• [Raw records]
--- start ---

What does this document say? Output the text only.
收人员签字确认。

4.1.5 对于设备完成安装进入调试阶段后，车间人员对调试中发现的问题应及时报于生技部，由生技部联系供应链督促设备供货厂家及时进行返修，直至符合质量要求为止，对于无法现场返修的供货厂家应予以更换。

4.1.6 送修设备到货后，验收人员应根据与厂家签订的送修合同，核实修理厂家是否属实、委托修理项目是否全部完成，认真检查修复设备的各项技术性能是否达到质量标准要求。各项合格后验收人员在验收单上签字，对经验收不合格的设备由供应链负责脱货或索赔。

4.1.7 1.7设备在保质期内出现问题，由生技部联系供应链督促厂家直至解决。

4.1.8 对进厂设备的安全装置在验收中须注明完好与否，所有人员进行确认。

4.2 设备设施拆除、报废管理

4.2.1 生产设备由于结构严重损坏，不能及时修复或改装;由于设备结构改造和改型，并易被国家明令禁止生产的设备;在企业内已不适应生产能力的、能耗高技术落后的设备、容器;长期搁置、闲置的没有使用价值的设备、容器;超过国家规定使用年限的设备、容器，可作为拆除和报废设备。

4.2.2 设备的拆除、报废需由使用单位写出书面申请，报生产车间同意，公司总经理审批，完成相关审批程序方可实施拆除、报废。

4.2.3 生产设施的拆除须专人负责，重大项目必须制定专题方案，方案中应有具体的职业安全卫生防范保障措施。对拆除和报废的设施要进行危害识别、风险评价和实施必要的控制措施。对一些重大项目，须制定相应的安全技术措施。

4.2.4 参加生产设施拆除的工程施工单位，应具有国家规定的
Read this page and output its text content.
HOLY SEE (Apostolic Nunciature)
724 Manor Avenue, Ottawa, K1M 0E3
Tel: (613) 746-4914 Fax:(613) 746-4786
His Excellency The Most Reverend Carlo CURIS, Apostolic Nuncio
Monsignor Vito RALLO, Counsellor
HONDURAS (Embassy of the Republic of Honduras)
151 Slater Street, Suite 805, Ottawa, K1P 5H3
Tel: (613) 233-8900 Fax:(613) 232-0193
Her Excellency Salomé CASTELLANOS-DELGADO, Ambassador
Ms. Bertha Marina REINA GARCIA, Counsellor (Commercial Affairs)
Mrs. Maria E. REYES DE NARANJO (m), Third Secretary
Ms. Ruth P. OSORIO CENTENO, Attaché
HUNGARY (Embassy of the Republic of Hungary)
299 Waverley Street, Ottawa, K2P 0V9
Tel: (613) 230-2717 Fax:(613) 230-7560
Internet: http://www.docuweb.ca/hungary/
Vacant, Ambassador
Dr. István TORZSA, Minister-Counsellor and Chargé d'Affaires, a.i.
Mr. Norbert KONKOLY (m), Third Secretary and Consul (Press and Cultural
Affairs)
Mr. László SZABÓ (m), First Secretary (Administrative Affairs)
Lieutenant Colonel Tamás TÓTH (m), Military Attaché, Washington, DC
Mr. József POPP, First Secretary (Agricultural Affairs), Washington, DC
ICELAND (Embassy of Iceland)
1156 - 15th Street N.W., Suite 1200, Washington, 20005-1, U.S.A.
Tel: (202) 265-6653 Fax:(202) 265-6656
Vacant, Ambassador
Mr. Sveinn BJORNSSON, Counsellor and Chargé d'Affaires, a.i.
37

--- end ---

• [Stated problem] Send back each record exactly as it stands.

• [Solution to this exercise]
What does this document say? Output the text only.
收人员签字确认。

4.1.5 对于设备完成安装进入调试阶段后，车间人员对调试中发现的问题应及时报于生技部，由生技部联系供应链督促设备供货厂家及时进行返修，直至符合质量要求为止，对于无法现场返修的供货厂家应予以更换。

4.1.6 送修设备到货后，验收人员应根据与厂家签订的送修合同，核实修理厂家是否属实、委托修理项目是否全部完成，认真检查修复设备的各项技术性能是否达到质量标准要求。各项合格后验收人员在验收单上签字，对经验收不合格的设备由供应链负责脱货或索赔。

4.1.7 1.7设备在保质期内出现问题，由生技部联系供应链督促厂家直至解决。

4.1.8 对进厂设备的安全装置在验收中须注明完好与否，所有人员进行确认。

4.2 设备设施拆除、报废管理

4.2.1 生产设备由于结构严重损坏，不能及时修复或改装;由于设备结构改造和改型，并易被国家明令禁止生产的设备;在企业内已不适应生产能力的、能耗高技术落后的设备、容器;长期搁置、闲置的没有使用价值的设备、容器;超过国家规定使用年限的设备、容器，可作为拆除和报废设备。

4.2.2 设备的拆除、报废需由使用单位写出书面申请，报生产车间同意，公司总经理审批，完成相关审批程序方可实施拆除、报废。

4.2.3 生产设施的拆除须专人负责，重大项目必须制定专题方案，方案中应有具体的职业安全卫生防范保障措施。对拆除和报废的设施要进行危害识别、风险评价和实施必要的控制措施。对一些重大项目，须制定相应的安全技术措施。

4.2.4 参加生产设施拆除的工程施工单位，应具有国家规定的
Read this page and output its text content.
HOLY SEE (Apostolic Nunciature)
724 Manor Avenue, Ottawa, K1M 0E3
Tel: (613) 746-4914 Fax:(613) 746-4786
His Excellency The Most Reverend Carlo CURIS, Apostolic Nuncio
Monsignor Vito RALLO, Counsellor
HONDURAS (Embassy of the Republic of Honduras)
151 Slater Street, Suite 805, Ottawa, K1P 5H3
Tel: (613) 233-8900 Fax:(613) 232-0193
Her Excellency Salomé CASTELLANOS-DELGADO, Ambassador
Ms. Bertha Marina REINA GARCIA, Counsellor (Commercial Affairs)
Mrs. Maria E. REYES DE NARANJO (m), Third Secretary
Ms. Ruth P. OSORIO CENTENO, Attaché
HUNGARY (Embassy of the Republic of Hungary)
299 Waverley Street, Ottawa, K2P 0V9
Tel: (613) 230-2717 Fax:(613) 230-7560
Internet: http://www.docuweb.ca/hungary/
Vacant, Ambassador
Dr. István TORZSA, Minister-Counsellor and Chargé d'Affaires, a.i.
Mr. Norbert KONKOLY (m), Third Secretary and Consul (Press and Cultural
Affairs)
Mr. László SZABÓ (m), First Secretary (Administrative Affairs)
Lieutenant Colonel Tamás TÓTH (m), Military Attaché, Washington, DC
Mr. József POPP, First Secretary (Agricultural Affairs), Washington, DC
ICELAND (Embassy of Iceland)
1156 - 15th Street N.W., Suite 1200, Washington, 20005-1, U.S.A.
Tel: (202) 265-6653 Fax:(202) 265-6656
Vacant, Ambassador
Mr. Sveinn BJORNSSON, Counsellor and Chargé d'Affaires, a.i.
37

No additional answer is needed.